Stored data entries
-- start --
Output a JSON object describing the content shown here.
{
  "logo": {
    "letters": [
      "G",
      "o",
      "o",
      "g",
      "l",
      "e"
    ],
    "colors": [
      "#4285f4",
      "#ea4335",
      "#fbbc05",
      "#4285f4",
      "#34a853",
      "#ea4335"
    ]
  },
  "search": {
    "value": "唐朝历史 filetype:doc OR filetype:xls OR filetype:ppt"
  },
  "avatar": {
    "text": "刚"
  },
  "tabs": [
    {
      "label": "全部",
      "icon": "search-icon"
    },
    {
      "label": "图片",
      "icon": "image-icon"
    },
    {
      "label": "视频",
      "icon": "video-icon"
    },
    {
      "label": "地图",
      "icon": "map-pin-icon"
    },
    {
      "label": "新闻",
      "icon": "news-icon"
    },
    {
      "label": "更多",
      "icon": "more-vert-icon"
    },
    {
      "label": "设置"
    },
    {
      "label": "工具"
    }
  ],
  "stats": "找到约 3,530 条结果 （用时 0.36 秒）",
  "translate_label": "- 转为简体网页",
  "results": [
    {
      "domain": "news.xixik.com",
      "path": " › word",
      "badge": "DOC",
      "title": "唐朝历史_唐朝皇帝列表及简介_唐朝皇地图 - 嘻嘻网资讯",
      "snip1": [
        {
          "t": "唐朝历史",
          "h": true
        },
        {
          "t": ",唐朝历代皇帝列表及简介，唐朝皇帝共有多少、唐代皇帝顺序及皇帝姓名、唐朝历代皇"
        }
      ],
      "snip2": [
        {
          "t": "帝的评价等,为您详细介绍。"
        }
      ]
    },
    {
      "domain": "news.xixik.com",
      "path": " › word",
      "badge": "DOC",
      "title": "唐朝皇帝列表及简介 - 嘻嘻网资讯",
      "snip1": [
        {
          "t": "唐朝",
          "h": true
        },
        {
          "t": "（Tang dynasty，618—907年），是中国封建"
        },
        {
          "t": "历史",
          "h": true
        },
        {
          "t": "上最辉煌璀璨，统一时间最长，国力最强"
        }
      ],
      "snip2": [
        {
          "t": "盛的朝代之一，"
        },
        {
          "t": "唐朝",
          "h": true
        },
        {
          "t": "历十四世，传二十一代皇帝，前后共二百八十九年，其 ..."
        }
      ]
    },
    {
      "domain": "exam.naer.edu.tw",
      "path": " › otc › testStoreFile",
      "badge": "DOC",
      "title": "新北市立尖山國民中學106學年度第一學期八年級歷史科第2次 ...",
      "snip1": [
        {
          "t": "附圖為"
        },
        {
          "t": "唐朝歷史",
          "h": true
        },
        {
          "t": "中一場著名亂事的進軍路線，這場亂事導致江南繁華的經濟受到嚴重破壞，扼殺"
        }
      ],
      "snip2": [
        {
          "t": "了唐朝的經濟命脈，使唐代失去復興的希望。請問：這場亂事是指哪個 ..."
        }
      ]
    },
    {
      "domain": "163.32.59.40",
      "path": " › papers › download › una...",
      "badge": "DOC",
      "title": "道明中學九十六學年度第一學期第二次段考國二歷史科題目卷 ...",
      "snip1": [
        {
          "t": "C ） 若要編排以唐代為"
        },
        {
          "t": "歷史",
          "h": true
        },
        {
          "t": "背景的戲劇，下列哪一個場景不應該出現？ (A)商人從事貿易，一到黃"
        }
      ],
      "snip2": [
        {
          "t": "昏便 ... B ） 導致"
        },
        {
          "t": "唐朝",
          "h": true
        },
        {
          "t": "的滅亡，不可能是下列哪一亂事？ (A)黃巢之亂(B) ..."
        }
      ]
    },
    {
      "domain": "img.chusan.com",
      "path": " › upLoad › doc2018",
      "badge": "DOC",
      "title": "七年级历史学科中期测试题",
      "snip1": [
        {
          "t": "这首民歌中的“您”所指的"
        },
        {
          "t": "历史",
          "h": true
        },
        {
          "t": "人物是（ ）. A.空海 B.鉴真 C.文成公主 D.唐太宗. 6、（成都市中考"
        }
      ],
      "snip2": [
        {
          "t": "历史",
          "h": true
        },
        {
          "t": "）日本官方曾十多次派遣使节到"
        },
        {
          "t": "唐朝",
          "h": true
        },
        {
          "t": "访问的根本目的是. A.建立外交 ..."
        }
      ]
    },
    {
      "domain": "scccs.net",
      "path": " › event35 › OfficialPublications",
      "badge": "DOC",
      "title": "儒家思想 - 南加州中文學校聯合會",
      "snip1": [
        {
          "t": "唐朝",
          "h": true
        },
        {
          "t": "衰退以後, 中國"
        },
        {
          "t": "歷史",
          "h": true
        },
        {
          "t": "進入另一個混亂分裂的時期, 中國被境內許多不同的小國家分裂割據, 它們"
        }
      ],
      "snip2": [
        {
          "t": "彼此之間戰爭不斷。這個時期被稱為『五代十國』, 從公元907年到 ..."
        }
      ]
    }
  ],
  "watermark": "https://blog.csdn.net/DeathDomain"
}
-- end --
Look for the word "嘻嘻网资讯" in every line of the listing and copy the lines that have it.

      "title": "唐朝历史_唐朝皇帝列表及简介_唐朝皇地图 - 嘻嘻网资讯",
      "title": "唐朝皇帝列表及简介 - 嘻嘻网资讯",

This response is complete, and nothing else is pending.